DATA IN THIS EXERCISE:
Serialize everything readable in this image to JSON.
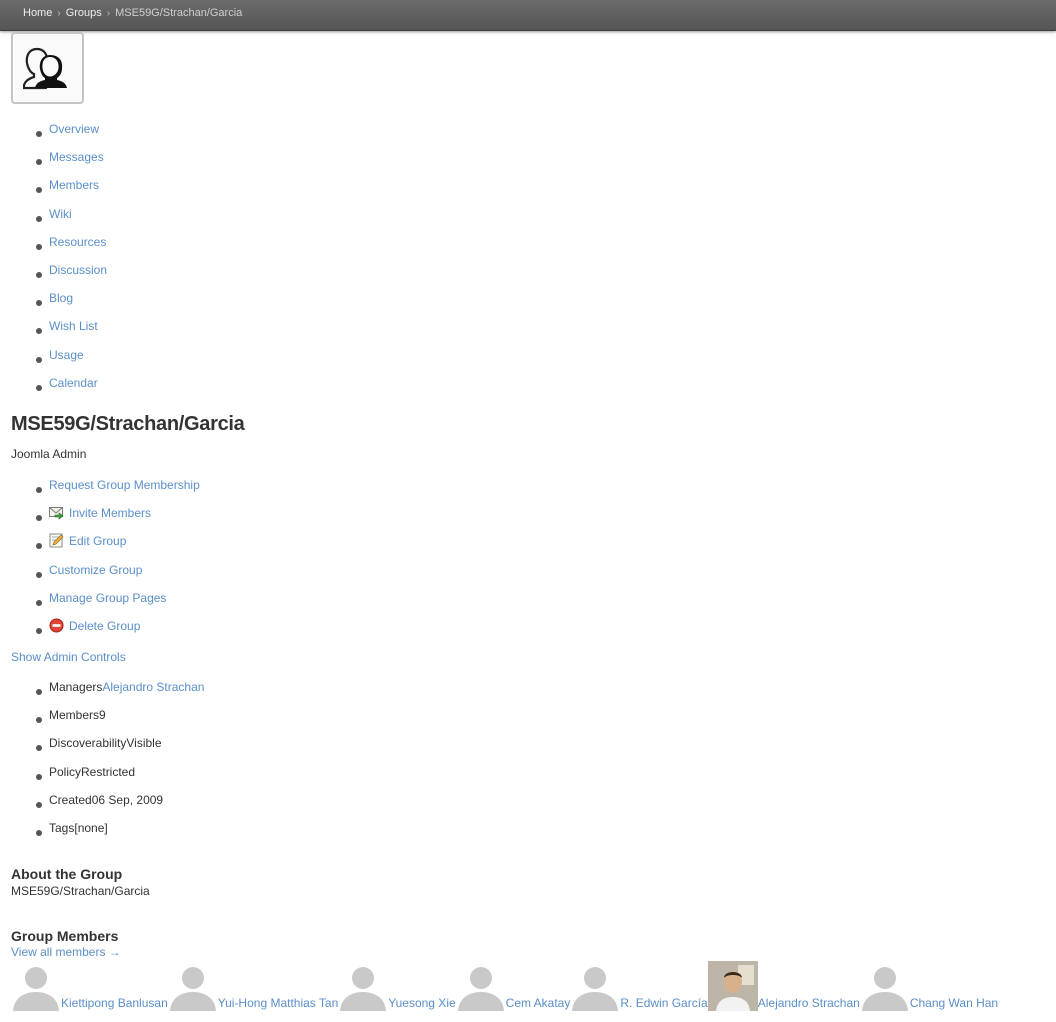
{
  "breadcrumb": [
    "Home",
    "Groups",
    "MSE59G/Strachan/Garcia"
  ],
  "nav": [
    "Overview",
    "Messages",
    "Members",
    "Wiki",
    "Resources",
    "Discussion",
    "Blog",
    "Wish List",
    "Usage",
    "Calendar"
  ],
  "group": {
    "title": "MSE59G/Strachan/Garcia",
    "owner": "Joomla Admin"
  },
  "actions": {
    "request": "Request Group Membership",
    "invite": "Invite Members",
    "edit": "Edit Group",
    "customize": "Customize Group",
    "manage_pages": "Manage Group Pages",
    "delete": "Delete Group"
  },
  "admin_controls": "Show Admin Controls",
  "meta": {
    "managers_label": "Managers",
    "managers_value": "Alejandro Strachan",
    "members_label": "Members",
    "members_value": "9",
    "discoverability_label": "Discoverability",
    "discoverability_value": "Visible",
    "policy_label": "Policy",
    "policy_value": "Restricted",
    "created_label": "Created",
    "created_value": "06 Sep, 2009",
    "tags_label": "Tags",
    "tags_value": "[none]"
  },
  "about": {
    "heading": "About the Group",
    "text": "MSE59G/Strachan/Garcia"
  },
  "members_section": {
    "heading": "Group Members",
    "view_all": "View all members →",
    "list": [
      "Kiettipong Banlusan",
      "Yui-Hong Matthias Tan",
      "Yuesong Xie",
      "Cem Akatay",
      "R. Edwin García",
      "Alejandro Strachan",
      "Chang Wan Han"
    ]
  },
  "colors": {
    "link": "#5a8fc8",
    "topbar": "#5e5e5e",
    "text": "#333333"
  }
}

WHAT IS ASKED:
All of the data needs repeating exactly, but the pictures do not.

EXERCISE SOLUTION:
Serialize everything readable in this image to JSON.
{
  "breadcrumb": [
    "Home",
    "Groups",
    "MSE59G/Strachan/Garcia"
  ],
  "nav": [
    "Overview",
    "Messages",
    "Members",
    "Wiki",
    "Resources",
    "Discussion",
    "Blog",
    "Wish List",
    "Usage",
    "Calendar"
  ],
  "group": {
    "title": "MSE59G/Strachan/Garcia",
    "owner": "Joomla Admin"
  },
  "actions": {
    "request": "Request Group Membership",
    "invite": "Invite Members",
    "edit": "Edit Group",
    "customize": "Customize Group",
    "manage_pages": "Manage Group Pages",
    "delete": "Delete Group"
  },
  "admin_controls": "Show Admin Controls",
  "meta": {
    "managers_label": "Managers",
    "managers_value": "Alejandro Strachan",
    "members_label": "Members",
    "members_value": "9",
    "discoverability_label": "Discoverability",
    "discoverability_value": "Visible",
    "policy_label": "Policy",
    "policy_value": "Restricted",
    "created_label": "Created",
    "created_value": "06 Sep, 2009",
    "tags_label": "Tags",
    "tags_value": "[none]"
  },
  "about": {
    "heading": "About the Group",
    "text": "MSE59G/Strachan/Garcia"
  },
  "members_section": {
    "heading": "Group Members",
    "view_all": "View all members →",
    "list": [
      "Kiettipong Banlusan",
      "Yui-Hong Matthias Tan",
      "Yuesong Xie",
      "Cem Akatay",
      "R. Edwin García",
      "Alejandro Strachan",
      "Chang Wan Han"
    ]
  },
  "colors": {
    "link": "#5a8fc8",
    "topbar": "#5e5e5e",
    "text": "#333333"
  }
}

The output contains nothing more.